Layout element annotations:
* * *

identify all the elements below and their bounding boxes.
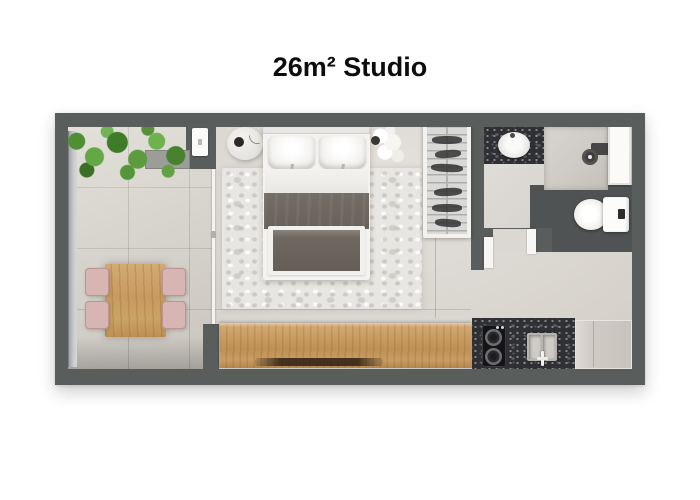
dining-chair (85, 268, 109, 296)
wall-panel (192, 128, 208, 156)
shower-glass-panel (608, 124, 631, 185)
dining-chair (162, 301, 186, 329)
page-title: 26m² Studio (0, 52, 700, 83)
sliding-glass-door (212, 169, 215, 324)
bathroom-faucet (510, 133, 515, 138)
wall-left (55, 113, 68, 385)
kitchen-faucet-handle (537, 357, 548, 360)
bed-sheet (265, 169, 368, 194)
shower-head-dot (588, 155, 592, 159)
stove-knob (496, 326, 499, 329)
nightstand-bowl (234, 137, 244, 147)
bed-blanket (264, 193, 369, 229)
shower (544, 127, 608, 190)
folded-blanket-inner (273, 230, 360, 271)
plants-icon (64, 122, 191, 182)
flower-vase (371, 136, 380, 145)
fridge (575, 320, 632, 369)
balcony-shadow (68, 337, 212, 369)
wall-right (632, 113, 645, 385)
hanging-clothes (432, 204, 462, 212)
bathroom-door-jamb (527, 229, 536, 254)
dining-chair (85, 301, 109, 329)
wardrobe (423, 122, 471, 238)
flowers-icon (369, 125, 407, 169)
stove-burner-icon (485, 348, 502, 365)
sliding-door-handle (211, 231, 216, 238)
wall-panel-mark (198, 139, 202, 145)
wall-balcony-divider-bottom (203, 324, 219, 369)
bathroom-door-jamb (484, 237, 493, 268)
bathroom-door-opening (493, 229, 527, 252)
floor-tile-line (215, 309, 471, 310)
folded-blanket (268, 226, 365, 275)
sideboard-shadow (255, 358, 383, 366)
fridge-door-line (593, 321, 594, 367)
toilet-flush-button (618, 209, 625, 219)
wall-top (55, 113, 645, 127)
dining-table (105, 264, 166, 337)
hanging-clothes (432, 136, 462, 144)
stove-burner-icon (485, 329, 502, 346)
pillow (319, 136, 366, 169)
dining-chair (162, 268, 186, 296)
toilet-tank (603, 197, 629, 232)
wall-bottom (55, 369, 645, 385)
pillow (268, 136, 315, 169)
sink-basin (529, 335, 541, 359)
sink-basin (543, 335, 555, 359)
double-bed (263, 125, 370, 280)
stove-knob (501, 326, 504, 329)
floor-plan (55, 113, 645, 385)
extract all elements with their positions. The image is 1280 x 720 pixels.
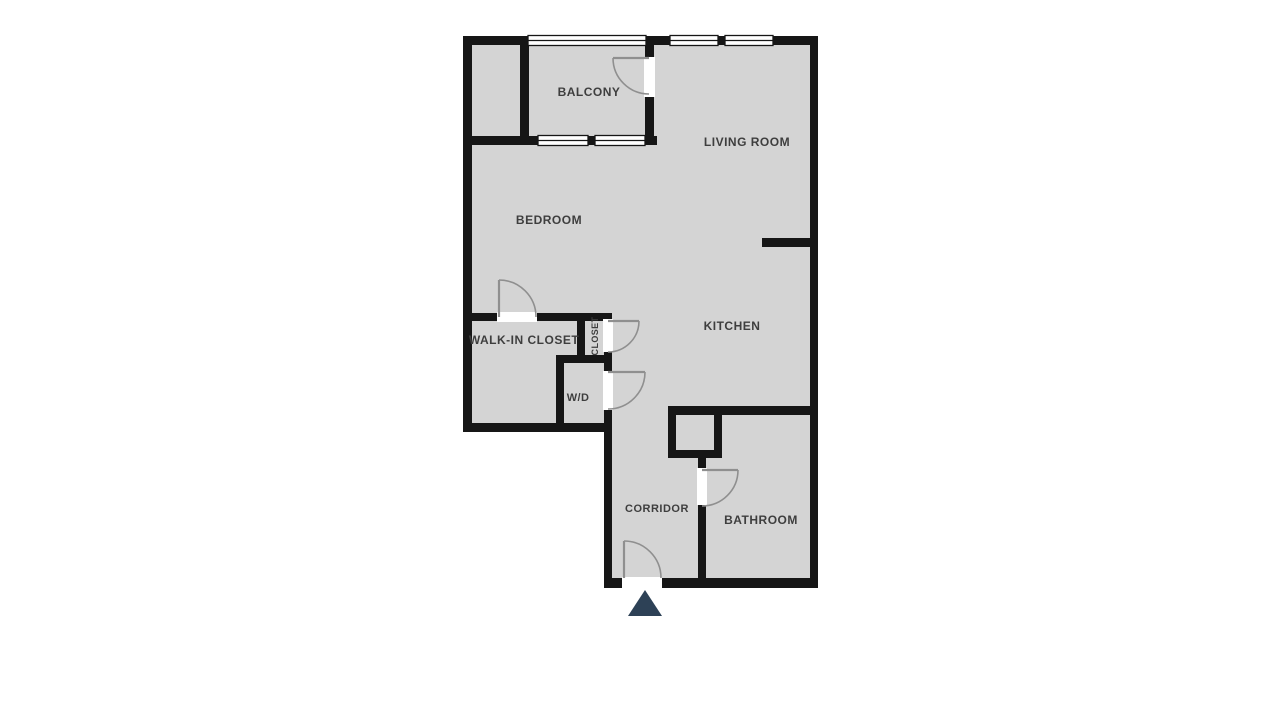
wall-nook-bottom (668, 450, 722, 458)
door-opening-entry (622, 577, 662, 588)
door-opening-balcony (644, 57, 655, 97)
wall-wd-top (556, 355, 612, 363)
room-label-corridor: CORRIDOR (625, 503, 689, 515)
wall-left (463, 36, 472, 432)
wall-balcony-divider (520, 36, 529, 145)
room-label-bedroom: BEDROOM (516, 213, 582, 227)
room-label-walk-in-closet: WALK-IN CLOSET (469, 333, 579, 347)
door-opening-closet (603, 319, 613, 352)
door-opening-bedroom (497, 312, 537, 322)
room-label-wd: W/D (567, 392, 590, 404)
wall-left-section-bottom (463, 423, 612, 432)
room-label-closet: CLOSET (590, 316, 600, 355)
door-opening-bathroom (697, 468, 707, 505)
floor-plan: BALCONY LIVING ROOM BEDROOM WALK-IN CLOS… (0, 0, 1280, 720)
room-label-balcony: BALCONY (558, 85, 621, 99)
wall-livingroom-kitchen-stub (762, 238, 818, 247)
entry-arrow-icon (628, 590, 662, 616)
floor-plan-canvas: BALCONY LIVING ROOM BEDROOM WALK-IN CLOS… (0, 0, 1280, 720)
room-label-living-room: LIVING ROOM (704, 135, 790, 149)
room-label-kitchen: KITCHEN (704, 319, 761, 333)
wall-right (810, 36, 818, 588)
wall-corridor-left (604, 423, 612, 588)
room-label-bathroom: BATHROOM (724, 513, 798, 527)
door-opening-wd (603, 371, 613, 410)
wall-kitchen-bathroom-divider (668, 406, 818, 415)
wall-wd-left (556, 355, 564, 432)
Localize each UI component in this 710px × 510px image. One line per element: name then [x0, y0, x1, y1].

* * *

__Exercise goal__
Reproduce every line of the material above word for word, leaving out the picture lines.

__Correct answer__
identify all the elements below and their bounding boxes.
dining-chair (85, 268, 109, 296)
wall-panel (192, 128, 208, 156)
shower-glass-panel (608, 124, 631, 185)
dining-chair (162, 301, 186, 329)
page-title: 26m² Studio (0, 52, 700, 83)
sliding-glass-door (212, 169, 215, 324)
bathroom-faucet (510, 133, 515, 138)
wall-left (55, 113, 68, 385)
kitchen-faucet-handle (537, 357, 548, 360)
bed-sheet (265, 169, 368, 194)
shower-head-dot (588, 155, 592, 159)
stove-knob (496, 326, 499, 329)
nightstand-bowl (234, 137, 244, 147)
bed-blanket (264, 193, 369, 229)
shower (544, 127, 608, 190)
folded-blanket-inner (273, 230, 360, 271)
plants-icon (64, 122, 191, 182)
flower-vase (371, 136, 380, 145)
fridge (575, 320, 632, 369)
balcony-shadow (68, 337, 212, 369)
wall-right (632, 113, 645, 385)
hanging-clothes (432, 204, 462, 212)
bathroom-door-jamb (527, 229, 536, 254)
dining-chair (85, 301, 109, 329)
wardrobe (423, 122, 471, 238)
flowers-icon (369, 125, 407, 169)
stove-burner-icon (485, 348, 502, 365)
sliding-door-handle (211, 231, 216, 238)
wall-panel-mark (198, 139, 202, 145)
wall-balcony-divider-bottom (203, 324, 219, 369)
bathroom-door-jamb (484, 237, 493, 268)
bathroom-door-opening (493, 229, 527, 252)
floor-tile-line (215, 309, 471, 310)
folded-blanket (268, 226, 365, 275)
sideboard-shadow (255, 358, 383, 366)
fridge-door-line (593, 321, 594, 367)
toilet-flush-button (618, 209, 625, 219)
wall-top (55, 113, 645, 127)
dining-table (105, 264, 166, 337)
hanging-clothes (432, 136, 462, 144)
stove-burner-icon (485, 329, 502, 346)
pillow (319, 136, 366, 169)
dining-chair (162, 268, 186, 296)
toilet-tank (603, 197, 629, 232)
wall-bottom (55, 369, 645, 385)
pillow (268, 136, 315, 169)
sink-basin (529, 335, 541, 359)
sink-basin (543, 335, 555, 359)
double-bed (263, 125, 370, 280)
stove-knob (501, 326, 504, 329)
floor-plan (55, 113, 645, 385)
extract all elements with their positions. The image is 1280 x 720 pixels.
wall-nook-bottom (668, 450, 722, 458)
door-opening-entry (622, 577, 662, 588)
door-opening-balcony (644, 57, 655, 97)
wall-wd-top (556, 355, 612, 363)
room-label-corridor: CORRIDOR (625, 503, 689, 515)
wall-left (463, 36, 472, 432)
wall-balcony-divider (520, 36, 529, 145)
room-label-bedroom: BEDROOM (516, 213, 582, 227)
room-label-walk-in-closet: WALK-IN CLOSET (469, 333, 579, 347)
door-opening-closet (603, 319, 613, 352)
door-opening-bedroom (497, 312, 537, 322)
room-label-wd: W/D (567, 392, 590, 404)
wall-left-section-bottom (463, 423, 612, 432)
room-label-closet: CLOSET (590, 316, 600, 355)
door-opening-bathroom (697, 468, 707, 505)
floor-plan: BALCONY LIVING ROOM BEDROOM WALK-IN CLOS… (0, 0, 1280, 720)
room-label-balcony: BALCONY (558, 85, 621, 99)
wall-livingroom-kitchen-stub (762, 238, 818, 247)
entry-arrow-icon (628, 590, 662, 616)
floor-plan-canvas: BALCONY LIVING ROOM BEDROOM WALK-IN CLOS… (0, 0, 1280, 720)
room-label-living-room: LIVING ROOM (704, 135, 790, 149)
room-label-kitchen: KITCHEN (704, 319, 761, 333)
wall-right (810, 36, 818, 588)
wall-corridor-left (604, 423, 612, 588)
room-label-bathroom: BATHROOM (724, 513, 798, 527)
door-opening-wd (603, 371, 613, 410)
wall-kitchen-bathroom-divider (668, 406, 818, 415)
wall-wd-left (556, 355, 564, 432)
Localize each UI component in this 710px × 510px image. One line per element: name then [x0, y0, x1, y1].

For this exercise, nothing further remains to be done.